Start Listed entries

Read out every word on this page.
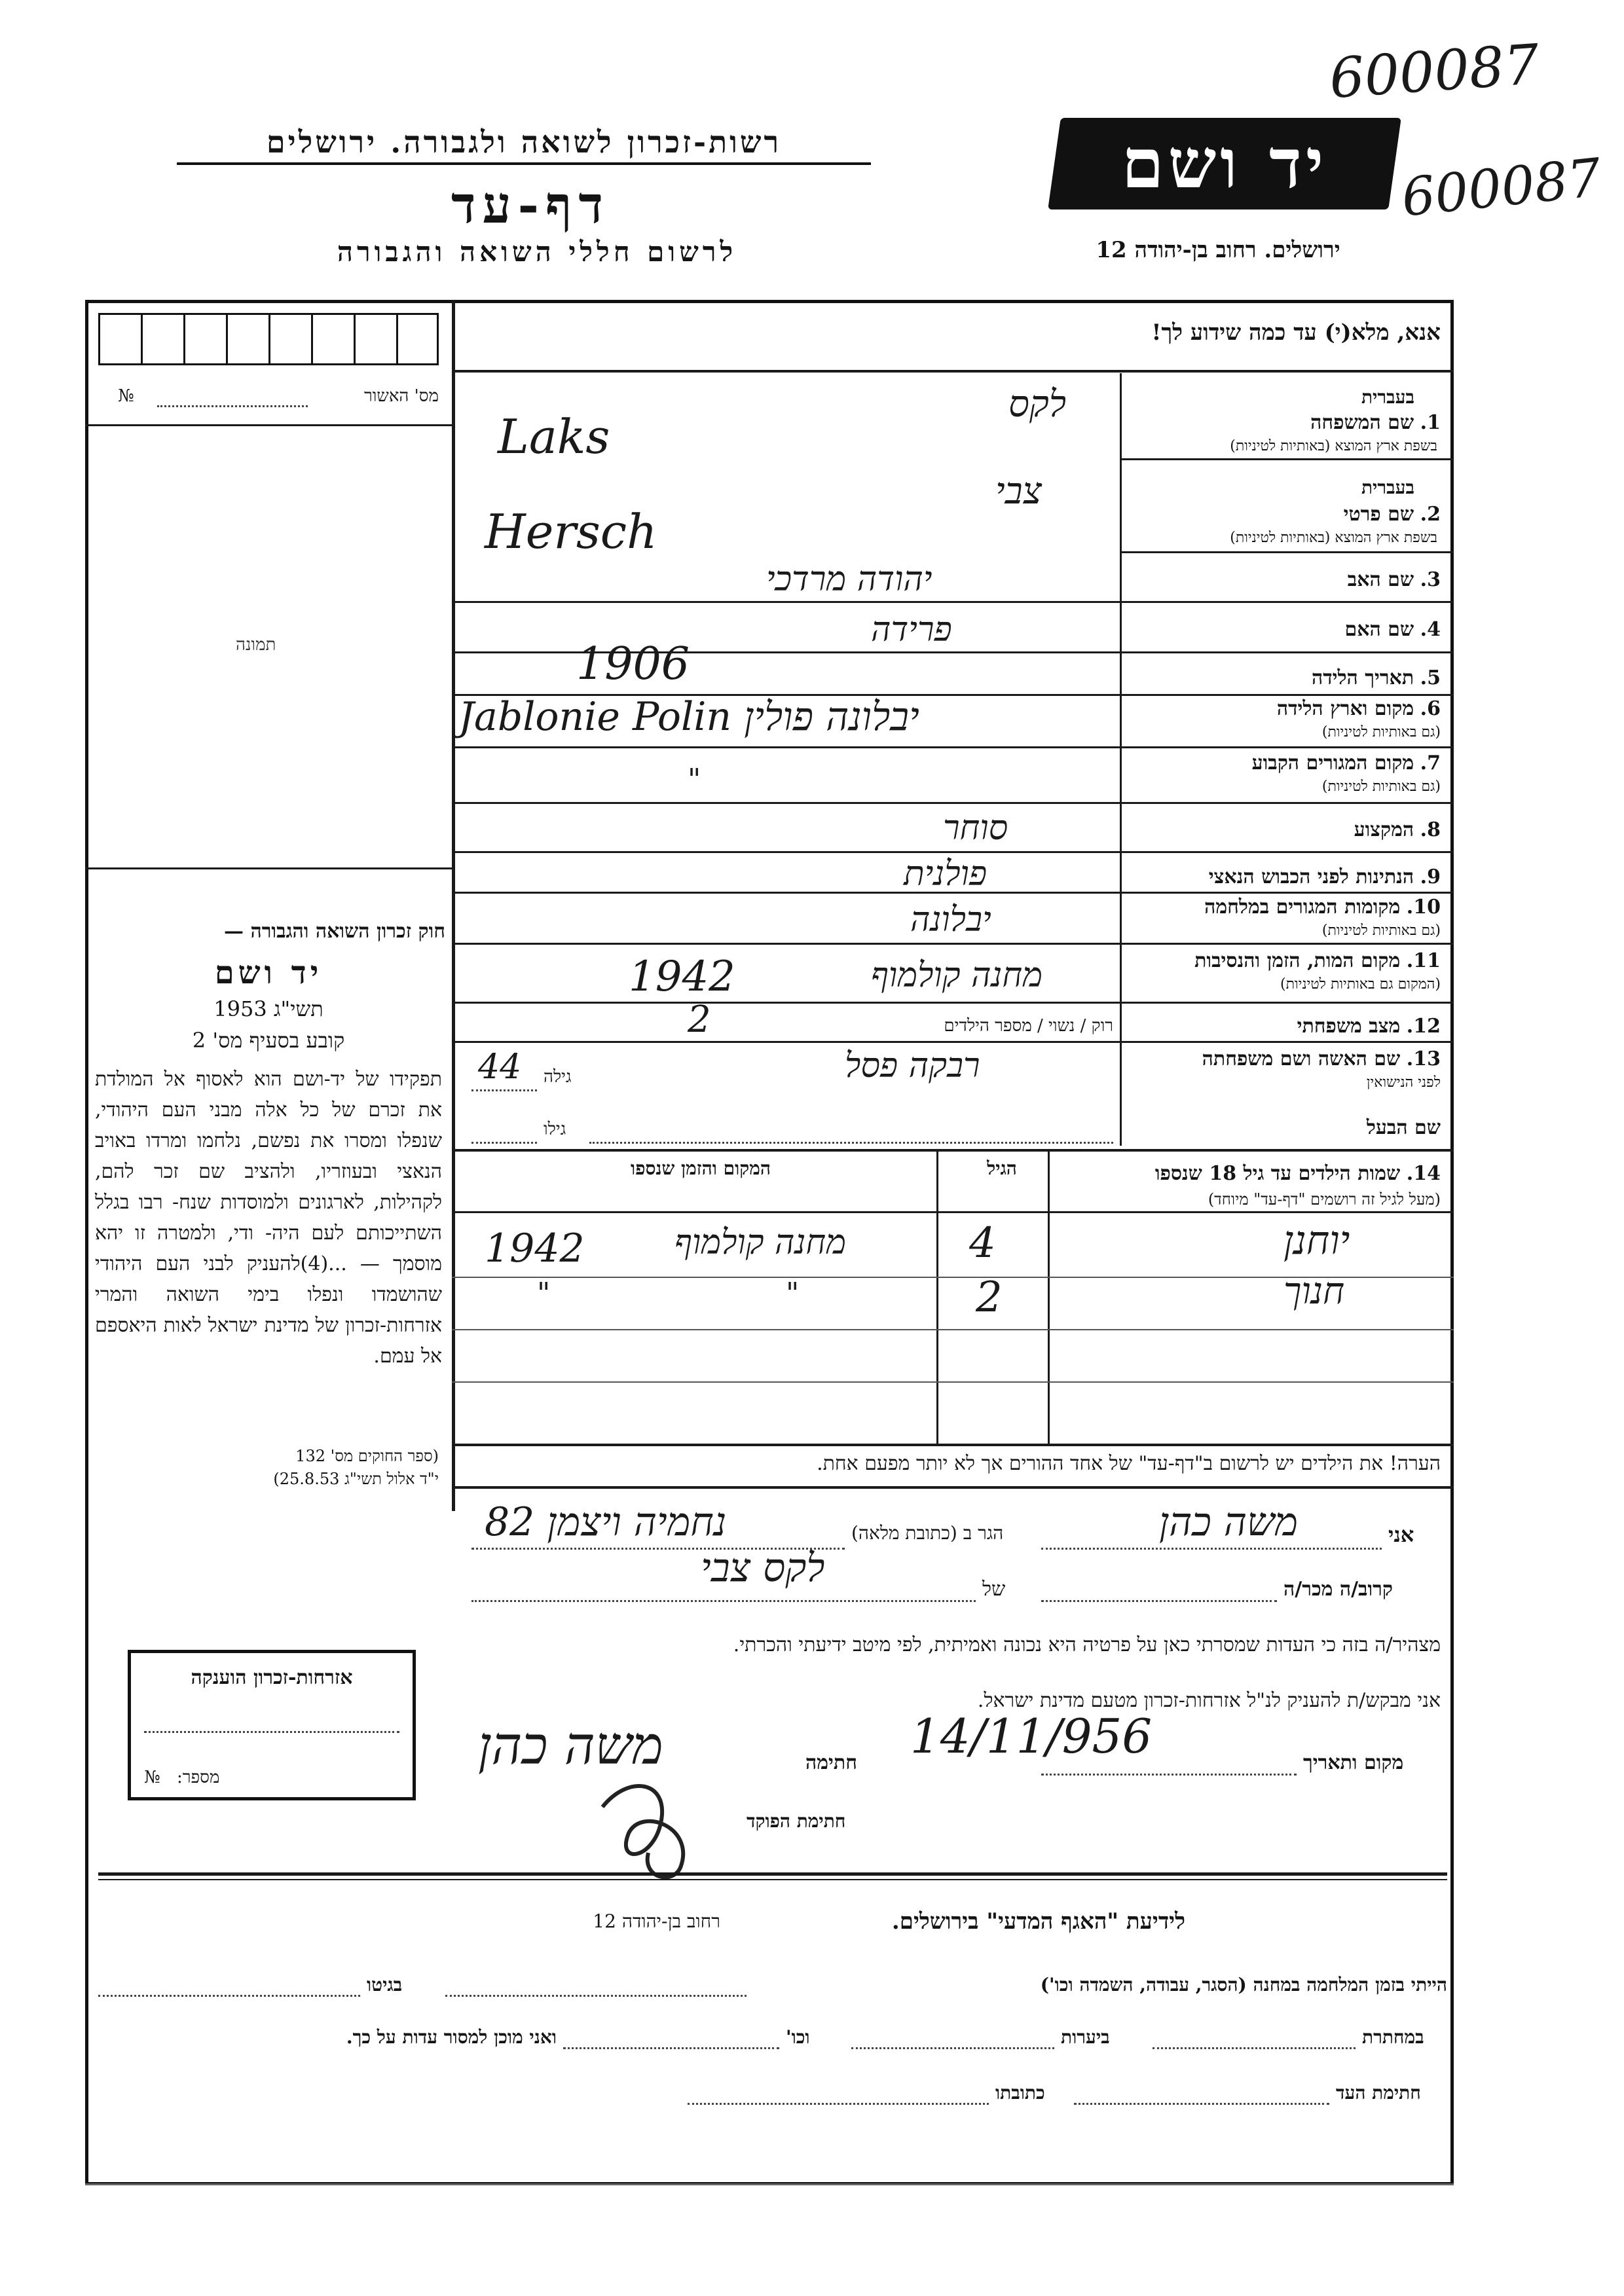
600087
600087
רשות-זכרון לשואה ולגבורה. ירושלים
דף-עד
לרשום חללי השואה והגבורה
יד ושם
ירושלים. רחוב בן-יהודה 12
אנא, מלא(י) עד כמה שידוע לך!
מס' האשור
№
תמונה
בעברית
1. שם המשפחה
בשפת ארץ המוצא (באותיות לטיניות)
בעברית
2. שם פרטי
בשפת ארץ המוצא (באותיות לטיניות)
3. שם האב
4. שם האם
5. תאריך הלידה
6. מקום וארץ הלידה
(גם באותיות לטיניות)
7. מקום המגורים הקבוע
(גם באותיות לטיניות)
8. המקצוע
9. הנתינות לפני הכבוש הנאצי
10. מקומות המגורים במלחמה
(גם באותיות לטיניות)
11. מקום המות, הזמן והנסיבות
(המקום גם באותיות לטיניות)
12. מצב משפחתי
רוק / נשוי / מספר הילדים
13. שם האשה ושם משפחתה
לפני הנישואין
גילה
שם הבעל
גילו
לקס
Laks
צבי
Hersch
יהודה מרדכי
פרידה
1906
Jablonie Polin יבלונה פולין
"
סוחר
פולנית
יבלונה
1942	מחנה קולמוף
2
רבקה פסל
44
14. שמות הילדים עד גיל 18 שנספו
(מעל לגיל זה רושמים "דף-עד" מיוחד)
הגיל
המקום והזמן שנספו
יוחנן
4
מחנה קולמוף
1942
חנוך
2
"
"
הערה! את הילדים יש לרשום ב"דף-עד" של אחד ההורים אך לא יותר מפעם אחת.
חוק זכרון השואה והגבורה —
יד ושם
תשי"ג 1953
קובע בסעיף מס' 2
תפקידו של יד-ושם הוא לאסוף אל המולדת את זכרם של כל אלה מבני העם היהודי, שנפלו ומסרו את נפשם, נלחמו ומרדו באויב הנאצי ובעוזריו, ולהציב שם זכר להם, לקהילות, לארגונים ולמוסדות שנח- רבו בגלל השתייכותם לעם היה- ודי, ולמטרה זו יהא מוסמך — ...(4)להעניק לבני העם היהודי שהושמדו ונפלו בימי השואה והמרי אזרחות-זכרון של מדינת ישראל לאות היאספם אל עמם.
(ספר החוקים מס' 132
י"ד אלול תשי"ג 25.8.53)
אני
משה כהן
הגר ב (כתובת מלאה)
נחמיה ויצמן 82
קרוב/ה מכר/ה
של
לקס צבי
מצהיר/ה בזה כי העדות שמסרתי כאן על פרטיה היא נכונה ואמיתית, לפי מיטב ידיעתי והכרתי.
אני מבקש/ת להעניק לנ"ל אזרחות-זכרון מטעם מדינת ישראל.
מקום ותאריך
14/11/956
חתימה
משה כהן
חתימת הפוקד
אזרחות-זכרון הוענקה
מספר:
№
לידיעת "האגף המדעי" בירושלים.
רחוב בן-יהודה 12
הייתי בזמן המלחמה במחנה (הסגר, עבודה, השמדה וכו')
בגיטו
במחתרת
ביערות
וכו'
ואני מוכן למסור עדות על כך.
חתימת העד
כתובתו
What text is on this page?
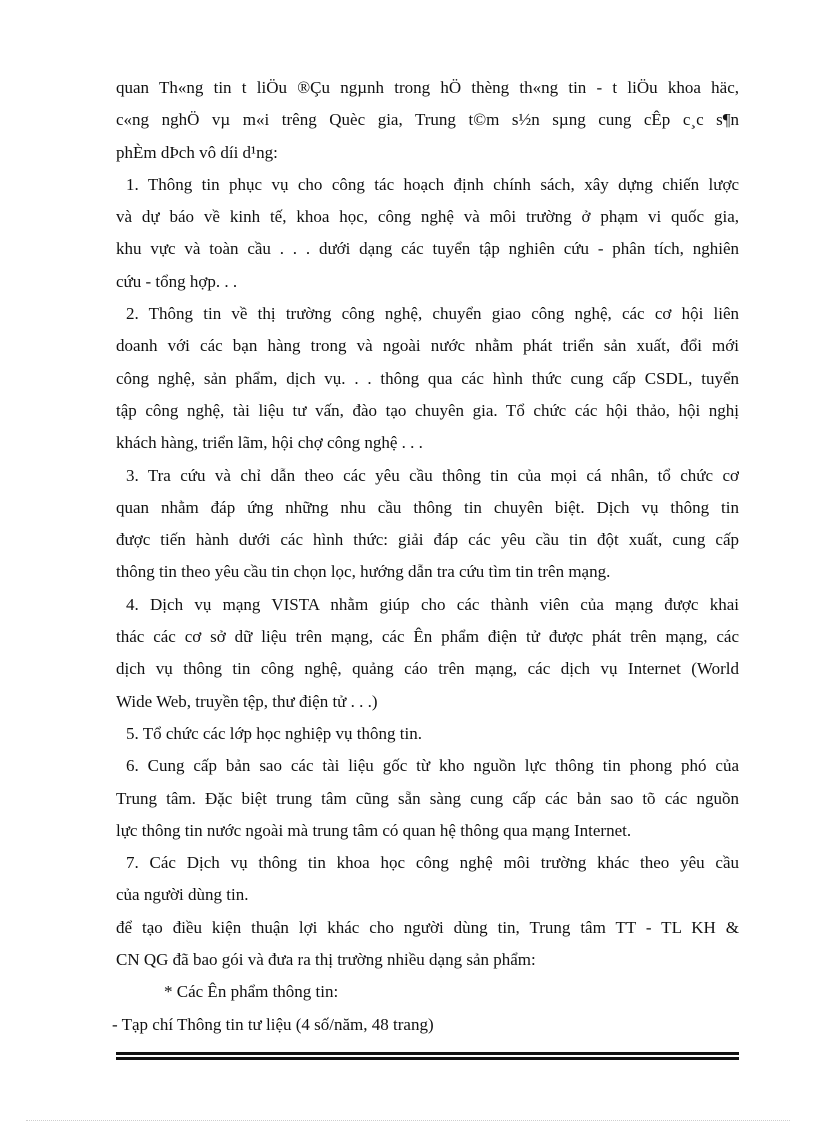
quan Th«ng tin t liÖu ®Çu ngµnh trong hÖ thèng th«ng tin - t liÖu khoa häc,
c«ng nghÖ vµ m«i trêng Quèc gia, Trung t©m s½n sµng cung cÊp c¸c s¶n
phÈm dÞch vô díi d¹ng:
1. Thông tin phục vụ cho công tác hoạch định chính sách, xây dựng chiến lược
và dự báo về kinh tế, khoa học, công nghệ và môi trường ở phạm vi quốc gia,
khu vực và toàn cầu . . . dưới dạng các tuyển tập nghiên cứu - phân tích, nghiên
cứu - tổng hợp. . .
2. Thông tin về thị trường công nghệ, chuyển giao công nghệ, các cơ hội liên
doanh với các bạn hàng trong và ngoài nước nhằm phát triển sản xuất, đổi mới
công nghệ, sản phẩm, dịch vụ. . . thông qua các hình thức cung cấp CSDL, tuyển
tập công nghệ, tài liệu tư vấn, đào tạo chuyên gia. Tổ chức các hội thảo, hội nghị
khách hàng, triển lãm, hội chợ công nghệ . . .
3. Tra cứu và chỉ dẫn theo các yêu cầu thông tin của mọi cá nhân, tổ chức cơ
quan nhằm đáp ứng những nhu cầu thông tin chuyên biệt. Dịch vụ thông tin
được tiến hành dưới các hình thức: giải đáp các yêu cầu tin đột xuất, cung cấp
thông tin theo yêu cầu tin chọn lọc, hướng dẫn tra cứu tìm tin trên mạng.
4. Dịch vụ mạng VISTA nhằm giúp cho các thành viên của mạng được khai
thác các cơ sở dữ liệu trên mạng, các Ên phẩm điện tử được phát trên mạng, các
dịch vụ thông tin công nghệ, quảng cáo trên mạng, các dịch vụ Internet (World
Wide Web, truyền tệp, thư điện tử . . .)
5. Tổ chức các lớp học nghiệp vụ thông tin.
6. Cung cấp bản sao các tài liệu gốc từ kho nguồn lực thông tin phong phó của
Trung tâm. Đặc biệt trung tâm cũng sẵn sàng cung cấp các bản sao tõ các nguồn
lực thông tin nước ngoài mà trung tâm có quan hệ thông qua mạng Internet.
7. Các Dịch vụ thông tin khoa học công nghệ môi trường khác theo yêu cầu
của người dùng tin.
để tạo điều kiện thuận lợi khác cho người dùng tin, Trung tâm TT - TL KH &
CN QG đã bao gói và đưa ra thị trường nhiều dạng sản phẩm:
* Các Ên phẩm thông tin:
- Tạp chí Thông tin tư liệu (4 số/năm, 48 trang)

End Listed entries

Written exercise |
Without the pictures, return all the records precisely as they stand.

Answer below |
Read out every word on this page.
600087
600087
רשות-זכרון לשואה ולגבורה. ירושלים
דף-עד
לרשום חללי השואה והגבורה
יד ושם
ירושלים. רחוב בן-יהודה 12
אנא, מלא(י) עד כמה שידוע לך!
מס' האשור
№
תמונה
בעברית
1. שם המשפחה
בשפת ארץ המוצא (באותיות לטיניות)
בעברית
2. שם פרטי
בשפת ארץ המוצא (באותיות לטיניות)
3. שם האב
4. שם האם
5. תאריך הלידה
6. מקום וארץ הלידה
(גם באותיות לטיניות)
7. מקום המגורים הקבוע
(גם באותיות לטיניות)
8. המקצוע
9. הנתינות לפני הכבוש הנאצי
10. מקומות המגורים במלחמה
(גם באותיות לטיניות)
11. מקום המות, הזמן והנסיבות
(המקום גם באותיות לטיניות)
12. מצב משפחתי
רוק / נשוי / מספר הילדים
13. שם האשה ושם משפחתה
לפני הנישואין
גילה
שם הבעל
גילו
לקס
Laks
צבי
Hersch
יהודה מרדכי
פרידה
1906
Jablonie Polin יבלונה פולין
"
סוחר
פולנית
יבלונה
1942	מחנה קולמוף
2
רבקה פסל
44
14. שמות הילדים עד גיל 18 שנספו
(מעל לגיל זה רושמים "דף-עד" מיוחד)
הגיל
המקום והזמן שנספו
יוחנן
4
מחנה קולמוף
1942
חנוך
2
"
"
הערה! את הילדים יש לרשום ב"דף-עד" של אחד ההורים אך לא יותר מפעם אחת.
חוק זכרון השואה והגבורה —
יד ושם
תשי"ג 1953
קובע בסעיף מס' 2
תפקידו של יד-ושם הוא לאסוף אל המולדת את זכרם של כל אלה מבני העם היהודי, שנפלו ומסרו את נפשם, נלחמו ומרדו באויב הנאצי ובעוזריו, ולהציב שם זכר להם, לקהילות, לארגונים ולמוסדות שנח- רבו בגלל השתייכותם לעם היה- ודי, ולמטרה זו יהא מוסמך — ...(4)להעניק לבני העם היהודי שהושמדו ונפלו בימי השואה והמרי אזרחות-זכרון של מדינת ישראל לאות היאספם אל עמם.
(ספר החוקים מס' 132
י"ד אלול תשי"ג 25.8.53)
אני
משה כהן
הגר ב (כתובת מלאה)
נחמיה ויצמן 82
קרוב/ה מכר/ה
של
לקס צבי
מצהיר/ה בזה כי העדות שמסרתי כאן על פרטיה היא נכונה ואמיתית, לפי מיטב ידיעתי והכרתי.
אני מבקש/ת להעניק לנ"ל אזרחות-זכרון מטעם מדינת ישראל.
מקום ותאריך
14/11/956
חתימה
משה כהן
חתימת הפוקד
אזרחות-זכרון הוענקה
מספר:
№
לידיעת "האגף המדעי" בירושלים.
רחוב בן-יהודה 12
הייתי בזמן המלחמה במחנה (הסגר, עבודה, השמדה וכו')
בגיטו
במחתרת
ביערות
וכו'
ואני מוכן למסור עדות על כך.
חתימת העד
כתובתו
What text is on this page?
quan Th«ng tin t liÖu ®Çu ngµnh trong hÖ thèng th«ng tin - t liÖu khoa häc,
c«ng nghÖ vµ m«i trêng Quèc gia, Trung t©m s½n sµng cung cÊp c¸c s¶n
phÈm dÞch vô díi d¹ng:
1. Thông tin phục vụ cho công tác hoạch định chính sách, xây dựng chiến lược
và dự báo về kinh tế, khoa học, công nghệ và môi trường ở phạm vi quốc gia,
khu vực và toàn cầu . . . dưới dạng các tuyển tập nghiên cứu - phân tích, nghiên
cứu - tổng hợp. . .
2. Thông tin về thị trường công nghệ, chuyển giao công nghệ, các cơ hội liên
doanh với các bạn hàng trong và ngoài nước nhằm phát triển sản xuất, đổi mới
công nghệ, sản phẩm, dịch vụ. . . thông qua các hình thức cung cấp CSDL, tuyển
tập công nghệ, tài liệu tư vấn, đào tạo chuyên gia. Tổ chức các hội thảo, hội nghị
khách hàng, triển lãm, hội chợ công nghệ . . .
3. Tra cứu và chỉ dẫn theo các yêu cầu thông tin của mọi cá nhân, tổ chức cơ
quan nhằm đáp ứng những nhu cầu thông tin chuyên biệt. Dịch vụ thông tin
được tiến hành dưới các hình thức: giải đáp các yêu cầu tin đột xuất, cung cấp
thông tin theo yêu cầu tin chọn lọc, hướng dẫn tra cứu tìm tin trên mạng.
4. Dịch vụ mạng VISTA nhằm giúp cho các thành viên của mạng được khai
thác các cơ sở dữ liệu trên mạng, các Ên phẩm điện tử được phát trên mạng, các
dịch vụ thông tin công nghệ, quảng cáo trên mạng, các dịch vụ Internet (World
Wide Web, truyền tệp, thư điện tử . . .)
5. Tổ chức các lớp học nghiệp vụ thông tin.
6. Cung cấp bản sao các tài liệu gốc từ kho nguồn lực thông tin phong phó của
Trung tâm. Đặc biệt trung tâm cũng sẵn sàng cung cấp các bản sao tõ các nguồn
lực thông tin nước ngoài mà trung tâm có quan hệ thông qua mạng Internet.
7. Các Dịch vụ thông tin khoa học công nghệ môi trường khác theo yêu cầu
của người dùng tin.
để tạo điều kiện thuận lợi khác cho người dùng tin, Trung tâm TT - TL KH &
CN QG đã bao gói và đưa ra thị trường nhiều dạng sản phẩm:
* Các Ên phẩm thông tin:
- Tạp chí Thông tin tư liệu (4 số/năm, 48 trang)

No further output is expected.